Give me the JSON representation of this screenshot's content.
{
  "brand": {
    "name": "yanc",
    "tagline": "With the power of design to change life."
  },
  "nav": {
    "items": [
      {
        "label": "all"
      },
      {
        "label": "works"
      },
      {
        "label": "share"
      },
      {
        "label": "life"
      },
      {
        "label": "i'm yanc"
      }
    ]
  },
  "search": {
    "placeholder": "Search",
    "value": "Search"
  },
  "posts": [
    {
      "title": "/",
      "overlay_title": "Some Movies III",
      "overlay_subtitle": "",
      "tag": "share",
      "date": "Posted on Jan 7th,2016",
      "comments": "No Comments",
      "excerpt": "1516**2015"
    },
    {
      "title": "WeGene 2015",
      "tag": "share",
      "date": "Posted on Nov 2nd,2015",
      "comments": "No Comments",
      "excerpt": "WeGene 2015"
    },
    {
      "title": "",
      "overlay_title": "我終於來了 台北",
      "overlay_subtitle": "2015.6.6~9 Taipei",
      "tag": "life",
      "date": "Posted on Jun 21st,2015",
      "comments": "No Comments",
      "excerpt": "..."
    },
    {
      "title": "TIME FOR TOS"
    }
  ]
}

> Exercise:
Find the word "label" in the material, then list each line that holds it.

> Completed exercise:
        "label": "all"
        "label": "works"
        "label": "share"
        "label": "life"
        "label": "i'm yanc"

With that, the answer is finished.